(Part of a data file)
-- Begin --
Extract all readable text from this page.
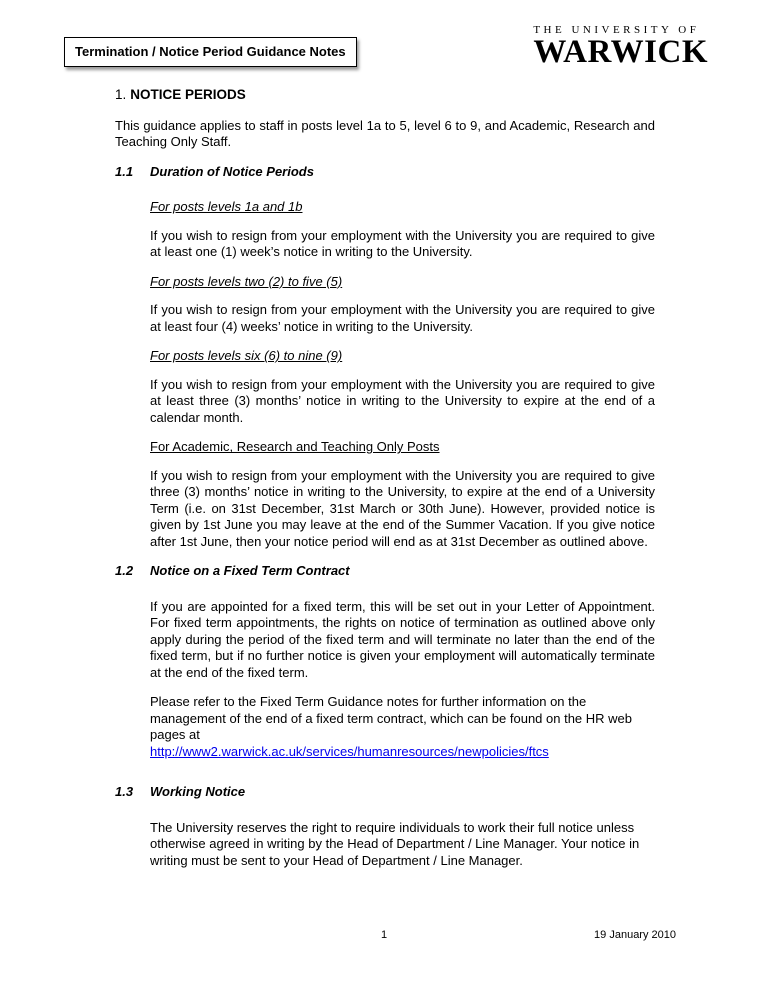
Termination / Notice Period Guidance Notes
THE UNIVERSITY OF
WARWICK
1. NOTICE PERIODS

This guidance applies to staff in posts level 1a to 5, level 6 to 9, and Academic, Research and Teaching Only Staff.

1.1	Duration of Notice Periods
For posts levels 1a and 1b

If you wish to resign from your employment with the University you are required to give at least one (1) week’s notice in writing to the University.

For posts levels two (2) to five (5)

If you wish to resign from your employment with the University you are required to give at least four (4) weeks’ notice in writing to the University.

For posts levels six (6) to nine (9)

If you wish to resign from your employment with the University you are required to give at least three (3) months’ notice in writing to the University to expire at the end of a calendar month.

For Academic, Research and Teaching Only Posts

If you wish to resign from your employment with the University you are required to give three (3) months’ notice in writing to the University, to expire at the end of a University Term (i.e. on 31st December, 31st March or 30th June). However, provided notice is given by 1st June you may leave at the end of the Summer Vacation. If you give notice after 1st June, then your notice period will end as at 31st December as outlined above.

1.2	Notice on a Fixed Term Contract

If you are appointed for a fixed term, this will be set out in your Letter of Appointment. For fixed term appointments, the rights on notice of termination as outlined above only apply during the period of the fixed term and will terminate no later than the end of the fixed term, but if no further notice is given your employment will automatically terminate at the end of the fixed term.

Please refer to the Fixed Term Guidance notes for further information on the management of the end of a fixed term contract, which can be found on the HR web pages at

http://www2.warwick.ac.uk/services/humanresources/newpolicies/ftcs
1.3	Working Notice

The University reserves the right to require individuals to work their full notice unless otherwise agreed in writing by the Head of Department / Line Manager. Your notice in writing must be sent to your Head of Department / Line Manager.

1	19 January 2010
-- End --
*Set task*
Repeat the entries exactly. Pictures are excluded from the copy.

*Answer*
Extract all readable text from this page.
Termination / Notice Period Guidance Notes
THE UNIVERSITY OF
WARWICK
1. NOTICE PERIODS

This guidance applies to staff in posts level 1a to 5, level 6 to 9, and Academic, Research and Teaching Only Staff.

1.1	Duration of Notice Periods
For posts levels 1a and 1b

If you wish to resign from your employment with the University you are required to give at least one (1) week’s notice in writing to the University.

For posts levels two (2) to five (5)

If you wish to resign from your employment with the University you are required to give at least four (4) weeks’ notice in writing to the University.

For posts levels six (6) to nine (9)

If you wish to resign from your employment with the University you are required to give at least three (3) months’ notice in writing to the University to expire at the end of a calendar month.

For Academic, Research and Teaching Only Posts

If you wish to resign from your employment with the University you are required to give three (3) months’ notice in writing to the University, to expire at the end of a University Term (i.e. on 31st December, 31st March or 30th June). However, provided notice is given by 1st June you may leave at the end of the Summer Vacation. If you give notice after 1st June, then your notice period will end as at 31st December as outlined above.

1.2	Notice on a Fixed Term Contract

If you are appointed for a fixed term, this will be set out in your Letter of Appointment. For fixed term appointments, the rights on notice of termination as outlined above only apply during the period of the fixed term and will terminate no later than the end of the fixed term, but if no further notice is given your employment will automatically terminate at the end of the fixed term.

Please refer to the Fixed Term Guidance notes for further information on the management of the end of a fixed term contract, which can be found on the HR web pages at

http://www2.warwick.ac.uk/services/humanresources/newpolicies/ftcs
1.3	Working Notice

The University reserves the right to require individuals to work their full notice unless otherwise agreed in writing by the Head of Department / Line Manager. Your notice in writing must be sent to your Head of Department / Line Manager.

1	19 January 2010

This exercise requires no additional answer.